▶

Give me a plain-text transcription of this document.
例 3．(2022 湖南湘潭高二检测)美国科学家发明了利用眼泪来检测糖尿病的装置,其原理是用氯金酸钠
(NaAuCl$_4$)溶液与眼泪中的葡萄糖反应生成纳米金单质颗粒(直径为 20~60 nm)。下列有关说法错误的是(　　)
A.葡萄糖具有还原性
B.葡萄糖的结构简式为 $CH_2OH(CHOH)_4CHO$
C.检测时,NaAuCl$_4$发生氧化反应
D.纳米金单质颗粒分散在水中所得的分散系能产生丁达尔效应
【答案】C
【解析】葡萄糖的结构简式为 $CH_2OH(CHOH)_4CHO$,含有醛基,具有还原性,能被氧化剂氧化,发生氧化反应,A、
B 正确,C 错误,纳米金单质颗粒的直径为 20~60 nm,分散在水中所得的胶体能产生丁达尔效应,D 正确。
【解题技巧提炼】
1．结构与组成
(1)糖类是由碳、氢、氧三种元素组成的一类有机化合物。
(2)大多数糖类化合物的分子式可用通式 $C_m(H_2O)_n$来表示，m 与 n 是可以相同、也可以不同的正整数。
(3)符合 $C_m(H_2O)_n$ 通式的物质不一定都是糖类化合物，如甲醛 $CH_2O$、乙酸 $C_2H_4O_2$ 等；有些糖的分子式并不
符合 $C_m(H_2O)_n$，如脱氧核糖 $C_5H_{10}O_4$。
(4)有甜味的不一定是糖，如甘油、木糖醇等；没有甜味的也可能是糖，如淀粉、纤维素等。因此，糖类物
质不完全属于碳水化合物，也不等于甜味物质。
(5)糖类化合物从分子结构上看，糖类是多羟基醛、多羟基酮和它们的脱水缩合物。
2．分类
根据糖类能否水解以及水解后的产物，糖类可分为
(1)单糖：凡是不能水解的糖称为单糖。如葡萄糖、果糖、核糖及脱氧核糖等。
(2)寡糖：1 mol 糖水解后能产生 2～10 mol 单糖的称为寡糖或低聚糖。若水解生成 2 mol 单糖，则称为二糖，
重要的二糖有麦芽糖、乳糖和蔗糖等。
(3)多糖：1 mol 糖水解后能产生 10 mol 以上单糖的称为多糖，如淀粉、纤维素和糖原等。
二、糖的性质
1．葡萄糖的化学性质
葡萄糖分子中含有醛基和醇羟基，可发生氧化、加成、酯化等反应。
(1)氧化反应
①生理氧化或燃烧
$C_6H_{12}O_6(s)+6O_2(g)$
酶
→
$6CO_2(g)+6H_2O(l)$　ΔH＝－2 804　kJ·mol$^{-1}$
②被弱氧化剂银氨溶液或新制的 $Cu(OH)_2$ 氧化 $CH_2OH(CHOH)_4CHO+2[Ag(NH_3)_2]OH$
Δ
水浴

◀

:: GIVEN INSTRUCTION ::
Please reproduce all of the entries exactly as they stand.

:: EXERCISE OUTPUT ::
Give me a plain-text transcription of this document.
例 3．(2022 湖南湘潭高二检测)美国科学家发明了利用眼泪来检测糖尿病的装置,其原理是用氯金酸钠
(NaAuCl$_4$)溶液与眼泪中的葡萄糖反应生成纳米金单质颗粒(直径为 20~60 nm)。下列有关说法错误的是(　　)
A.葡萄糖具有还原性
B.葡萄糖的结构简式为 $CH_2OH(CHOH)_4CHO$
C.检测时,NaAuCl$_4$发生氧化反应
D.纳米金单质颗粒分散在水中所得的分散系能产生丁达尔效应
【答案】C
【解析】葡萄糖的结构简式为 $CH_2OH(CHOH)_4CHO$,含有醛基,具有还原性,能被氧化剂氧化,发生氧化反应,A、
B 正确,C 错误,纳米金单质颗粒的直径为 20~60 nm,分散在水中所得的胶体能产生丁达尔效应,D 正确。
【解题技巧提炼】
1．结构与组成
(1)糖类是由碳、氢、氧三种元素组成的一类有机化合物。
(2)大多数糖类化合物的分子式可用通式 $C_m(H_2O)_n$来表示，m 与 n 是可以相同、也可以不同的正整数。
(3)符合 $C_m(H_2O)_n$ 通式的物质不一定都是糖类化合物，如甲醛 $CH_2O$、乙酸 $C_2H_4O_2$ 等；有些糖的分子式并不
符合 $C_m(H_2O)_n$，如脱氧核糖 $C_5H_{10}O_4$。
(4)有甜味的不一定是糖，如甘油、木糖醇等；没有甜味的也可能是糖，如淀粉、纤维素等。因此，糖类物
质不完全属于碳水化合物，也不等于甜味物质。
(5)糖类化合物从分子结构上看，糖类是多羟基醛、多羟基酮和它们的脱水缩合物。
2．分类
根据糖类能否水解以及水解后的产物，糖类可分为
(1)单糖：凡是不能水解的糖称为单糖。如葡萄糖、果糖、核糖及脱氧核糖等。
(2)寡糖：1 mol 糖水解后能产生 2～10 mol 单糖的称为寡糖或低聚糖。若水解生成 2 mol 单糖，则称为二糖，
重要的二糖有麦芽糖、乳糖和蔗糖等。
(3)多糖：1 mol 糖水解后能产生 10 mol 以上单糖的称为多糖，如淀粉、纤维素和糖原等。
二、糖的性质
1．葡萄糖的化学性质
葡萄糖分子中含有醛基和醇羟基，可发生氧化、加成、酯化等反应。
(1)氧化反应
①生理氧化或燃烧
$C_6H_{12}O_6(s)+6O_2(g)$
酶
→
$6CO_2(g)+6H_2O(l)$　ΔH＝－2 804　kJ·mol$^{-1}$
②被弱氧化剂银氨溶液或新制的 $Cu(OH)_2$ 氧化 $CH_2OH(CHOH)_4CHO+2[Ag(NH_3)_2]OH$
Δ
水浴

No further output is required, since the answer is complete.